## Exercise objective:
Return all of the entries word for word, but omit the pictures they contain.
* Start Supplied records *
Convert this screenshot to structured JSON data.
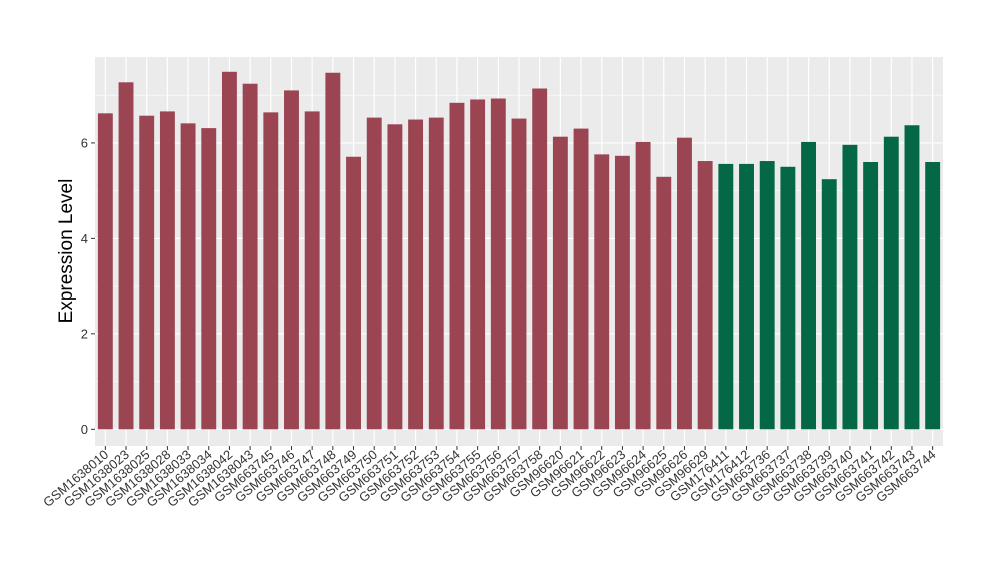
{
  "chart_data": {
    "type": "bar",
    "title": "",
    "xlabel": "",
    "ylabel": "Expression Level",
    "ylim": [
      -0.35,
      7.8
    ],
    "yticks": [
      0,
      2,
      4,
      6
    ],
    "grid": true,
    "background": "#ebebeb",
    "grid_color": "#ffffff",
    "colors": {
      "group1": "#9b4452",
      "group2": "#046746"
    },
    "categories": [
      "GSM1638010",
      "GSM1638023",
      "GSM1638025",
      "GSM1638028",
      "GSM1638033",
      "GSM1638034",
      "GSM1638042",
      "GSM1638043",
      "GSM663745",
      "GSM663746",
      "GSM663747",
      "GSM663748",
      "GSM663749",
      "GSM663750",
      "GSM663751",
      "GSM663752",
      "GSM663753",
      "GSM663754",
      "GSM663755",
      "GSM663756",
      "GSM663757",
      "GSM663758",
      "GSM96620",
      "GSM96621",
      "GSM96622",
      "GSM96623",
      "GSM96624",
      "GSM96625",
      "GSM96626",
      "GSM96629",
      "GSM176411",
      "GSM176412",
      "GSM663736",
      "GSM663737",
      "GSM663738",
      "GSM663739",
      "GSM663740",
      "GSM663741",
      "GSM663742",
      "GSM663743",
      "GSM663744"
    ],
    "values": [
      6.62,
      7.27,
      6.57,
      6.66,
      6.41,
      6.31,
      7.49,
      7.24,
      6.64,
      7.1,
      6.66,
      7.47,
      5.71,
      6.53,
      6.39,
      6.49,
      6.53,
      6.84,
      6.91,
      6.93,
      6.51,
      7.14,
      6.13,
      6.3,
      5.76,
      5.73,
      6.02,
      5.29,
      6.11,
      5.62,
      5.56,
      5.56,
      5.62,
      5.5,
      6.02,
      5.24,
      5.96,
      5.6,
      6.13,
      6.37,
      5.6
    ],
    "groups": [
      1,
      1,
      1,
      1,
      1,
      1,
      1,
      1,
      1,
      1,
      1,
      1,
      1,
      1,
      1,
      1,
      1,
      1,
      1,
      1,
      1,
      1,
      1,
      1,
      1,
      1,
      1,
      1,
      1,
      1,
      2,
      2,
      2,
      2,
      2,
      2,
      2,
      2,
      2,
      2,
      2
    ]
  }
}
* End Supplied records *
## Solution below:
Convert this screenshot to structured JSON data.
{
  "chart_data": {
    "type": "bar",
    "title": "",
    "xlabel": "",
    "ylabel": "Expression Level",
    "ylim": [
      -0.35,
      7.8
    ],
    "yticks": [
      0,
      2,
      4,
      6
    ],
    "grid": true,
    "background": "#ebebeb",
    "grid_color": "#ffffff",
    "colors": {
      "group1": "#9b4452",
      "group2": "#046746"
    },
    "categories": [
      "GSM1638010",
      "GSM1638023",
      "GSM1638025",
      "GSM1638028",
      "GSM1638033",
      "GSM1638034",
      "GSM1638042",
      "GSM1638043",
      "GSM663745",
      "GSM663746",
      "GSM663747",
      "GSM663748",
      "GSM663749",
      "GSM663750",
      "GSM663751",
      "GSM663752",
      "GSM663753",
      "GSM663754",
      "GSM663755",
      "GSM663756",
      "GSM663757",
      "GSM663758",
      "GSM96620",
      "GSM96621",
      "GSM96622",
      "GSM96623",
      "GSM96624",
      "GSM96625",
      "GSM96626",
      "GSM96629",
      "GSM176411",
      "GSM176412",
      "GSM663736",
      "GSM663737",
      "GSM663738",
      "GSM663739",
      "GSM663740",
      "GSM663741",
      "GSM663742",
      "GSM663743",
      "GSM663744"
    ],
    "values": [
      6.62,
      7.27,
      6.57,
      6.66,
      6.41,
      6.31,
      7.49,
      7.24,
      6.64,
      7.1,
      6.66,
      7.47,
      5.71,
      6.53,
      6.39,
      6.49,
      6.53,
      6.84,
      6.91,
      6.93,
      6.51,
      7.14,
      6.13,
      6.3,
      5.76,
      5.73,
      6.02,
      5.29,
      6.11,
      5.62,
      5.56,
      5.56,
      5.62,
      5.5,
      6.02,
      5.24,
      5.96,
      5.6,
      6.13,
      6.37,
      5.6
    ],
    "groups": [
      1,
      1,
      1,
      1,
      1,
      1,
      1,
      1,
      1,
      1,
      1,
      1,
      1,
      1,
      1,
      1,
      1,
      1,
      1,
      1,
      1,
      1,
      1,
      1,
      1,
      1,
      1,
      1,
      1,
      1,
      2,
      2,
      2,
      2,
      2,
      2,
      2,
      2,
      2,
      2,
      2
    ]
  }
}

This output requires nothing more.